**Trecho do texto**:
_____

Pastoral
de eventos ou pastoral evangelizadora?
“Enquanto
cada vez mais a sociedade trabalha para encontrar formas mais participativas,
inclusive propondo o debate por um Estado mais democrático, a Igreja deu
pouquíssimos passos na direção de uma verdadeira sinodalidade”, constata o
historiador Sérgio Coutinho em entrevista a IHU On-Line: (http://www.ihu.unisinos.br ). Coutinho
é presidente do Centro de Estudos em História da Igreja na América Latina
(CEHILA-Brasil) e assessor nacional da Comissão Episcopal para o Laicato -
CEBs.
Confira trechos
da entrevista.
IHU - O ano de 2012 começou com uma novidade
para a Igreja do Brasil: a indicação de Dom João Braz de Aviz ao cardinalato. O
que essa nomeação indica em termos de conjuntura eclesial, tanto no Brasil como
na Cúria?
Sérgio
Coutinho - Este último Consistório revelou bem que a Cúria em nada é
“católica”, ou seja, “universal”. O que assistimos foi uma chuva de nomeações
de novos cardeais europeus e, principalmente, italianos, sendo que muitos deles
são ainda membros da própria Cúria Romana. No momento em que é noticiado, pela
imprensa, o cotidiano das intrigas curiais (conhecido por
"Vatileaks"), o Papa Bento XVI não teve a força política necessária
para “esvaziar” o poder dos chefes dos diversos dicastérios e que, em certo
sentido, são eles mesmos os que tramam em segredo (agora não mais, depois do
vazamento dos documentos) por sua saída e, até mesmo, por sua morte (!). [...]
Além
disso, a nomeação de D. João Braz Avis também revela uma tendência eclesial, já
sentida desde o pontificado de João Paulo II: a força dos movimentos e das
novas comunidades. Dom João nada entende de “Vida Religiosa consagrada”

_____

**Tarefas a realizar**:
- 1) Por favor, resuma em forma de lista o parágrafo do texto sobre a Igreja que começa com "Enquanto cada vez mais a sociedade", mantendo seus fatos principais.
- 2) Prolongue o texto sobre a Igreja a partir do ponto em que ele para.

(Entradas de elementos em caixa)
_____

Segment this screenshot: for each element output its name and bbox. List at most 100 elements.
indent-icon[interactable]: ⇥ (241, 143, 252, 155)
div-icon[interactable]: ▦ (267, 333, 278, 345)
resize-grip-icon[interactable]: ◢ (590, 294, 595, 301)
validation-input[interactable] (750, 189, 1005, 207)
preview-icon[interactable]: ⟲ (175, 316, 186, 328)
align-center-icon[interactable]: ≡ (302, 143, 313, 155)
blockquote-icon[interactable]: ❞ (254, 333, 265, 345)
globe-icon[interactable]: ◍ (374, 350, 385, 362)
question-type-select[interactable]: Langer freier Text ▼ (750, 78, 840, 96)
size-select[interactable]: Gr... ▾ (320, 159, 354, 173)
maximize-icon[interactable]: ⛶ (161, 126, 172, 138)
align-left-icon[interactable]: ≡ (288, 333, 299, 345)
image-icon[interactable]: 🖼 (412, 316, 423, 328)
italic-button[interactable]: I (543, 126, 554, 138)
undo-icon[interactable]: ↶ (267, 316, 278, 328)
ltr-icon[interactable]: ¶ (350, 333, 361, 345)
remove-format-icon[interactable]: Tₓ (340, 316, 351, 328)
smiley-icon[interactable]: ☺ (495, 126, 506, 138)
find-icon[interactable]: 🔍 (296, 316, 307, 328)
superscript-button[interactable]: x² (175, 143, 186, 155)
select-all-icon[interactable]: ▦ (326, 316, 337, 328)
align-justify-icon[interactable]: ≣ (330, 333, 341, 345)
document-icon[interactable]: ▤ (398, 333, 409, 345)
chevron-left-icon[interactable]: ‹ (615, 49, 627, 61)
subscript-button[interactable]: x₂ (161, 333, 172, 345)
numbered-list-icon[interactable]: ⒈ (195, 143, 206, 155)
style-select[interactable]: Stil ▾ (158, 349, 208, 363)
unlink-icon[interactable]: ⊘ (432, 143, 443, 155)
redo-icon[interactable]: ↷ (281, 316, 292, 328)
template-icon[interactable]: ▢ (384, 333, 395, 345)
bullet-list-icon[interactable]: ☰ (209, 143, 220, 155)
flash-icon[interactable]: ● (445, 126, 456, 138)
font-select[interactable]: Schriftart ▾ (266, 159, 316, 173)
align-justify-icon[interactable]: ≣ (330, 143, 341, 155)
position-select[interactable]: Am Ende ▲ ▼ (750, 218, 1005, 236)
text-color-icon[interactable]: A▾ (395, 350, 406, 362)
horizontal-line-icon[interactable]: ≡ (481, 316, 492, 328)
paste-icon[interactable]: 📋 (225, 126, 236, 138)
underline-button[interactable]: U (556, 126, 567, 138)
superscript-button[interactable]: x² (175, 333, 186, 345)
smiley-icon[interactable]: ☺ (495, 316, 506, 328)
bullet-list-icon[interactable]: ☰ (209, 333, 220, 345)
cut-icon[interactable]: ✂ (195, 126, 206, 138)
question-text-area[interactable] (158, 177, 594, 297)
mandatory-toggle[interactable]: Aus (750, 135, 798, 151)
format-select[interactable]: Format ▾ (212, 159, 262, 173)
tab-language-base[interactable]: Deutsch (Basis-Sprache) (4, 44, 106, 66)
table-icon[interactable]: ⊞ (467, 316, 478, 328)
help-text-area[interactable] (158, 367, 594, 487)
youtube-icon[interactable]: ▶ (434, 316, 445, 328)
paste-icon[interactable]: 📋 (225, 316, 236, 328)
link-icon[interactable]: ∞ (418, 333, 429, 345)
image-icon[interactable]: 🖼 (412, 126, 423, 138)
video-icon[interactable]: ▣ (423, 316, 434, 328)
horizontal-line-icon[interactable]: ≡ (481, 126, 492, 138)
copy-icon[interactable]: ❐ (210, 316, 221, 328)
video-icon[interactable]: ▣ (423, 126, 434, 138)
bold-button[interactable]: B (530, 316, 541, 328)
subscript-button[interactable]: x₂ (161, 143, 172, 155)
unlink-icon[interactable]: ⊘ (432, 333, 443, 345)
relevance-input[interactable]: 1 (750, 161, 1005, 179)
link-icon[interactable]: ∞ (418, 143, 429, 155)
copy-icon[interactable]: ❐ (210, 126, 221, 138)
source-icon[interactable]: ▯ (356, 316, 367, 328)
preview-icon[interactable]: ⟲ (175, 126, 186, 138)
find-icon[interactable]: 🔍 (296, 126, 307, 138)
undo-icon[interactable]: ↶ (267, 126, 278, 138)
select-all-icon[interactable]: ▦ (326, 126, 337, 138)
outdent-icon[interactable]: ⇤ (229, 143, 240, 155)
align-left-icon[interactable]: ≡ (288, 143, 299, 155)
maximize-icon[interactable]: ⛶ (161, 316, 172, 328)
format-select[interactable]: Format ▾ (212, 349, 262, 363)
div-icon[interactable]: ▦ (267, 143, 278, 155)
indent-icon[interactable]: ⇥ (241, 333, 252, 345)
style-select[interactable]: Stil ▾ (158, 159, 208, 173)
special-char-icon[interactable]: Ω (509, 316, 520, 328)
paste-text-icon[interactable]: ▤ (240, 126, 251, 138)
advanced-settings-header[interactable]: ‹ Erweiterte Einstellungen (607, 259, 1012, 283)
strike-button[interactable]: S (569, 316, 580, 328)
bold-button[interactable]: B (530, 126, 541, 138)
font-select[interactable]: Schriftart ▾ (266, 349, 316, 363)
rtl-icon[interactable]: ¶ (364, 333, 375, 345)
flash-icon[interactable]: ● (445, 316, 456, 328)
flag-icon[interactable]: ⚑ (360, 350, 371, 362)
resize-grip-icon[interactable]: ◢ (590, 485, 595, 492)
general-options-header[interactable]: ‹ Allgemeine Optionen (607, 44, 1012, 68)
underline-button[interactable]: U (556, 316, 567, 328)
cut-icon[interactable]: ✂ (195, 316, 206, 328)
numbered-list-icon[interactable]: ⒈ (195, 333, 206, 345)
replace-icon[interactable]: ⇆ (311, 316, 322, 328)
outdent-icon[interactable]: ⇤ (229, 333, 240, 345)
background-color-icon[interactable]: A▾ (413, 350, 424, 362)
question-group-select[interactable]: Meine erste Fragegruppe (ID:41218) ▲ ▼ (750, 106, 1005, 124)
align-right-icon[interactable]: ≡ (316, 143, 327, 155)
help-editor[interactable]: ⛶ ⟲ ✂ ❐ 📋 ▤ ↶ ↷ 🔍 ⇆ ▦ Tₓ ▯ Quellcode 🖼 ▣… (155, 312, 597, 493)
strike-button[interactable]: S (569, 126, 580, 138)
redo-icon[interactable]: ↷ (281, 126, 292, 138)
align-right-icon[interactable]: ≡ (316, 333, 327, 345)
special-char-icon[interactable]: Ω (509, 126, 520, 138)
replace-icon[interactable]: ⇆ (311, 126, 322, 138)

_____

**Respostas**:
- 1)
- Em entrevista à IHU On-Line, o historiador Sérgio Coutinho afirma que a sociedade busca cada vez mais formas participativas, inclusive com o debate por um Estado mais democrático.
- Segundo ele, a Igreja deu pouquíssimos passos rumo a uma verdadeira sinodalidade.
- Coutinho preside o Centro de Estudos em História da Igreja na América Latina (CEHILA-Brasil).
- Ele também é assessor nacional da Comissão Episcopal para o Laicato - CEBs.

- 2)
(dicastério do qual é reponsável), mas é membro do Focolares. Isso nos indica
que o Vaticano deseja mesmo é valorizar as “novas formas” de vida religiosa
consagrada e, nesse sentido, um membro desses movimentos dentro da cúria
romana, e ainda mais como cardeal, terá um peso inegável no próximo conclave.
[...]
IHU - Outra novidade recente é que D. Lorenzo
Baldisseri, núncio apostólico no Brasil, foi recentemente nomeado novo
secretário da Congregação para os Bispos. Seu substituto já foi anunciado. Qual
a importância desse cargo na atual conjuntura da Igreja brasileira?
S.C. - Para o caso da Igreja brasileira,
não podemos nos esquecer do trabalho importante de D. Armando Lombardi na
colaboração e indicação do episcopado brasileiro no período imediatamente
anterior e posterior ao Concílio Ecumênico Vaticano II. O resultado foi uma
geração de bispos excepcional e que levará muitos anos para se repetir algo
semelhante. Um quadro episcopal que levou a cabo as intuições e determinações
desse Concílio, fazendo da Igreja do Brasil uma das que mais criativamente
trabalhou na sua recepção, sendo inclusive vista por Roma como uma Igreja
“rebelde” em muitas vezes.
Dom
Baldisseri, seguindo seus sucessores e a política eclesial de “concentração
católica” (Danielle Hervieu-Leger) iniciada pelo Papa João Paulo II, e
aprofundada por Bento XVI, procurou escolher candidatos não tanto por sua
formação teológica, mas por sua fidelidade ao projeto de fortalecer a
“identidade católica” diante de uma sociedade cada vez mais secularizada e
relativizada. [...]
IHU - 2012 também será o grande ano de
preparação para a Jornada Mundial da Juventude - JMJ, no Rio de Janeiro, com a
presença do papa, em julho de 2013. O que espera desse encontro? Por outro
lado, como analisa os primeiros passos da organização?
S.C. - Do ponto de vista da organização,
parece que as coisas vão indo dentro do cronograma estipulado. Como também
vemos uma boa participação da juventude católica na recepção da Cruz e do
Ícone. No entanto, ainda não conseguimos visualizar os resultados propriamente
pastorais ou de evangelização de todo esse processo. Não se vê (ou se viu) nada
que enfrentasse de forma aberta e corajosa os grandes desafios da juventude
atualmente: desemprego, violência, exploração... nada se fala sobre a falta de
políticas públicas voltadas para a juventude. Alguns dizem que a Campanha da
Fraternidade de 2013 provocará essas questões. Espero que sim.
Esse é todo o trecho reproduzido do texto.